**Task:** Each line of the listing must be transcribed exactly, except for the images, which should be excluded.
>>>>
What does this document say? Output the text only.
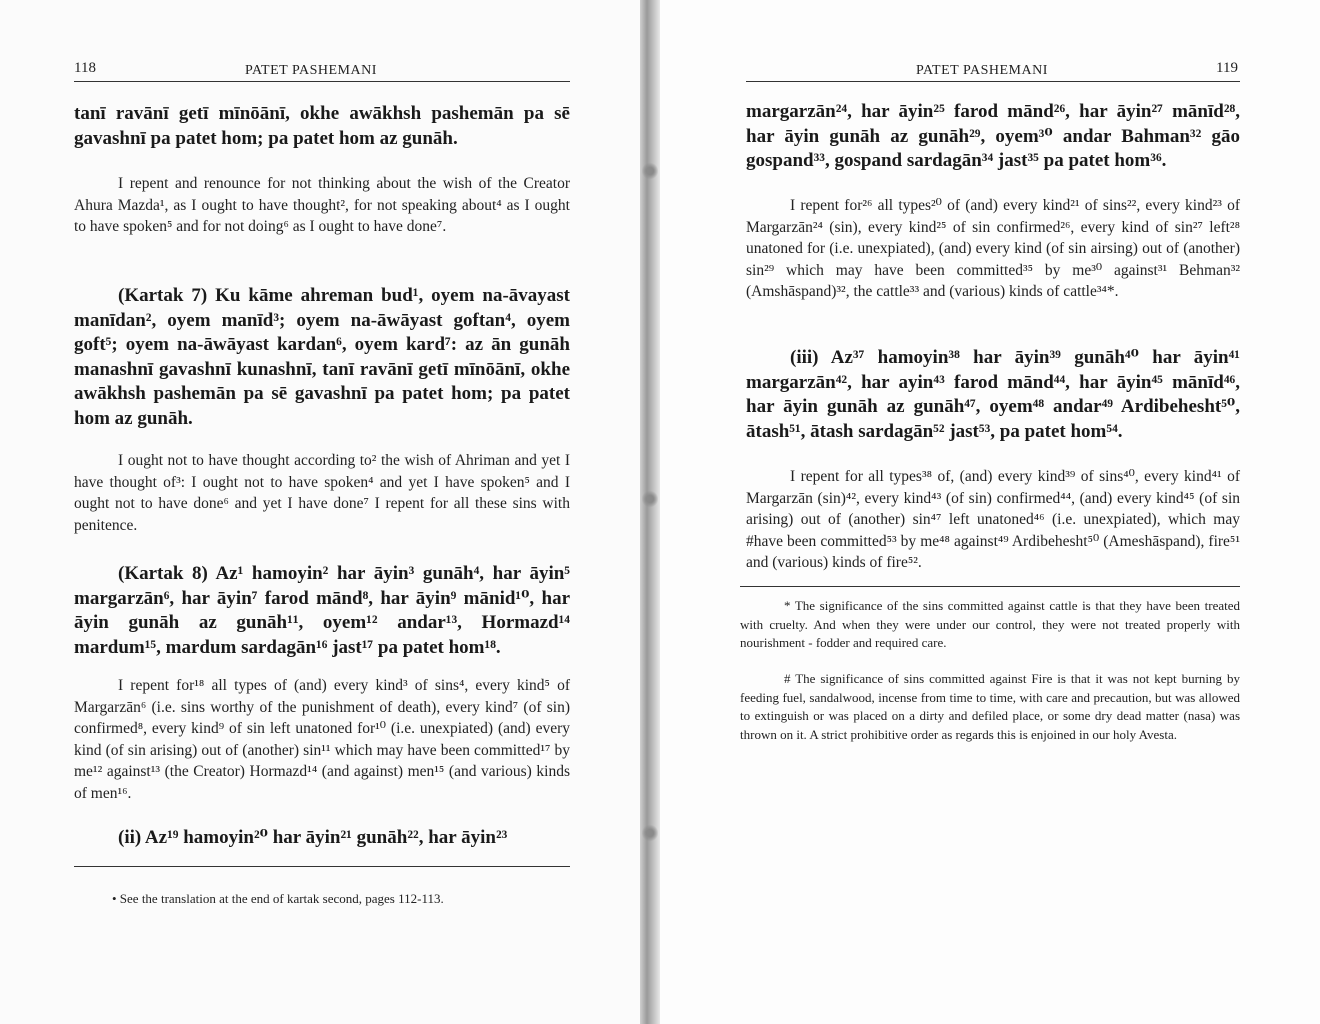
118	PATET PASHEMANI

tanī ravānī getī mīnōānī, okhe awākhsh pashemān pa sē gavashnī pa patet hom; pa patet hom az gunāh.

I repent and renounce for not thinking about the wish of the Creator Ahura Mazda¹, as I ought to have thought², for not speaking about⁴ as I ought to have spoken⁵ and for not doing⁶ as I ought to have done⁷.

(Kartak 7) Ku kāme ahreman bud¹, oyem na-āvayast manīdan², oyem manīd³; oyem na-āwāyast goftan⁴, oyem goft⁵; oyem na-āwāyast kardan⁶, oyem kard⁷: az ān gunāh manashnī gavashnī kunashnī, tanī ravānī getī mīnōānī, okhe awākhsh pashemān pa sē gavashnī pa patet hom; pa patet hom az gunāh.

I ought not to have thought according to² the wish of Ahriman and yet I have thought of³: I ought not to have spoken⁴ and yet I have spoken⁵ and I ought not to have done⁶ and yet I have done⁷ I repent for all these sins with penitence.

(Kartak 8) Az¹ hamoyin² har āyin³ gunāh⁴, har āyin⁵ margarzān⁶, har āyin⁷ farod mānd⁸, har āyin⁹ mānid¹⁰, har āyin gunāh az gunāh¹¹, oyem¹² andar¹³, Hormazd¹⁴ mardum¹⁵, mardum sardagān¹⁶ jast¹⁷ pa patet hom¹⁸.

I repent for¹⁸ all types of (and) every kind³ of sins⁴, every kind⁵ of Margarzān⁶ (i.e. sins worthy of the punishment of death), every kind⁷ (of sin) confirmed⁸, every kind⁹ of sin left unatoned for¹⁰ (i.e. unexpiated) (and) every kind (of sin arising) out of (another) sin¹¹ which may have been committed¹⁷ by me¹² against¹³ (the Creator) Hormazd¹⁴ (and against) men¹⁵ (and various) kinds of men¹⁶.

(ii) Az¹⁹ hamoyin²⁰ har āyin²¹ gunāh²², har āyin²³

• See the translation at the end of kartak second, pages 112-113.

PATET PASHEMANI	119

margarzān²⁴, har āyin²⁵ farod mānd²⁶, har āyin²⁷ mānīd²⁸, har āyin gunāh az gunāh²⁹, oyem³⁰ andar Bahman³² gāo gospand³³, gospand sardagān³⁴ jast³⁵ pa patet hom³⁶.

I repent for²⁶ all types²⁰ of (and) every kind²¹ of sins²², every kind²³ of Margarzān²⁴ (sin), every kind²⁵ of sin confirmed²⁶, every kind of sin²⁷ left²⁸ unatoned for (i.e. unexpiated), (and) every kind (of sin airsing) out of (another) sin²⁹ which may have been committed³⁵ by me³⁰ against³¹ Behman³² (Amshāspand)³², the cattle³³ and (various) kinds of cattle³⁴*.

(iii) Az³⁷ hamoyin³⁸ har āyin³⁹ gunāh⁴⁰ har āyin⁴¹ margarzān⁴², har ayin⁴³ farod mānd⁴⁴, har āyin⁴⁵ mānīd⁴⁶, har āyin gunāh az gunāh⁴⁷, oyem⁴⁸ andar⁴⁹ Ardibehesht⁵⁰, ātash⁵¹, ātash sardagān⁵² jast⁵³, pa patet hom⁵⁴.

I repent for all types³⁸ of, (and) every kind³⁹ of sins⁴⁰, every kind⁴¹ of Margarzān (sin)⁴², every kind⁴³ (of sin) confirmed⁴⁴, (and) every kind⁴⁵ (of sin arising) out of (another) sin⁴⁷ left unatoned⁴⁶ (i.e. unexpiated), which may #have been committed⁵³ by me⁴⁸ against⁴⁹ Ardibehesht⁵⁰ (Ameshāspand), fire⁵¹ and (various) kinds of fire⁵².

* The significance of the sins committed against cattle is that they have been treated with cruelty. And when they were under our control, they were not treated properly with nourishment - fodder and required care.

# The significance of sins committed against Fire is that it was not kept burning by feeding fuel, sandalwood, incense from time to time, with care and precaution, but was allowed to extinguish or was placed on a dirty and defiled place, or some dry dead matter (nasa) was thrown on it. A strict prohibitive order as regards this is enjoined in our holy Avesta.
<<<<
**Reply:**
What does this document say? Output the text only.
118	PATET PASHEMANI

tanī ravānī getī mīnōānī, okhe awākhsh pashemān pa sē gavashnī pa patet hom; pa patet hom az gunāh.

I repent and renounce for not thinking about the wish of the Creator Ahura Mazda¹, as I ought to have thought², for not speaking about⁴ as I ought to have spoken⁵ and for not doing⁶ as I ought to have done⁷.

(Kartak 7) Ku kāme ahreman bud¹, oyem na-āvayast manīdan², oyem manīd³; oyem na-āwāyast goftan⁴, oyem goft⁵; oyem na-āwāyast kardan⁶, oyem kard⁷: az ān gunāh manashnī gavashnī kunashnī, tanī ravānī getī mīnōānī, okhe awākhsh pashemān pa sē gavashnī pa patet hom; pa patet hom az gunāh.

I ought not to have thought according to² the wish of Ahriman and yet I have thought of³: I ought not to have spoken⁴ and yet I have spoken⁵ and I ought not to have done⁶ and yet I have done⁷ I repent for all these sins with penitence.

(Kartak 8) Az¹ hamoyin² har āyin³ gunāh⁴, har āyin⁵ margarzān⁶, har āyin⁷ farod mānd⁸, har āyin⁹ mānid¹⁰, har āyin gunāh az gunāh¹¹, oyem¹² andar¹³, Hormazd¹⁴ mardum¹⁵, mardum sardagān¹⁶ jast¹⁷ pa patet hom¹⁸.

I repent for¹⁸ all types of (and) every kind³ of sins⁴, every kind⁵ of Margarzān⁶ (i.e. sins worthy of the punishment of death), every kind⁷ (of sin) confirmed⁸, every kind⁹ of sin left unatoned for¹⁰ (i.e. unexpiated) (and) every kind (of sin arising) out of (another) sin¹¹ which may have been committed¹⁷ by me¹² against¹³ (the Creator) Hormazd¹⁴ (and against) men¹⁵ (and various) kinds of men¹⁶.

(ii) Az¹⁹ hamoyin²⁰ har āyin²¹ gunāh²², har āyin²³

• See the translation at the end of kartak second, pages 112-113.

PATET PASHEMANI	119

margarzān²⁴, har āyin²⁵ farod mānd²⁶, har āyin²⁷ mānīd²⁸, har āyin gunāh az gunāh²⁹, oyem³⁰ andar Bahman³² gāo gospand³³, gospand sardagān³⁴ jast³⁵ pa patet hom³⁶.

I repent for²⁶ all types²⁰ of (and) every kind²¹ of sins²², every kind²³ of Margarzān²⁴ (sin), every kind²⁵ of sin confirmed²⁶, every kind of sin²⁷ left²⁸ unatoned for (i.e. unexpiated), (and) every kind (of sin airsing) out of (another) sin²⁹ which may have been committed³⁵ by me³⁰ against³¹ Behman³² (Amshāspand)³², the cattle³³ and (various) kinds of cattle³⁴*.

(iii) Az³⁷ hamoyin³⁸ har āyin³⁹ gunāh⁴⁰ har āyin⁴¹ margarzān⁴², har ayin⁴³ farod mānd⁴⁴, har āyin⁴⁵ mānīd⁴⁶, har āyin gunāh az gunāh⁴⁷, oyem⁴⁸ andar⁴⁹ Ardibehesht⁵⁰, ātash⁵¹, ātash sardagān⁵² jast⁵³, pa patet hom⁵⁴.

I repent for all types³⁸ of, (and) every kind³⁹ of sins⁴⁰, every kind⁴¹ of Margarzān (sin)⁴², every kind⁴³ (of sin) confirmed⁴⁴, (and) every kind⁴⁵ (of sin arising) out of (another) sin⁴⁷ left unatoned⁴⁶ (i.e. unexpiated), which may #have been committed⁵³ by me⁴⁸ against⁴⁹ Ardibehesht⁵⁰ (Ameshāspand), fire⁵¹ and (various) kinds of fire⁵².

* The significance of the sins committed against cattle is that they have been treated with cruelty. And when they were under our control, they were not treated properly with nourishment - fodder and required care.

# The significance of sins committed against Fire is that it was not kept burning by feeding fuel, sandalwood, incense from time to time, with care and precaution, but was allowed to extinguish or was placed on a dirty and defiled place, or some dry dead matter (nasa) was thrown on it. A strict prohibitive order as regards this is enjoined in our holy Avesta.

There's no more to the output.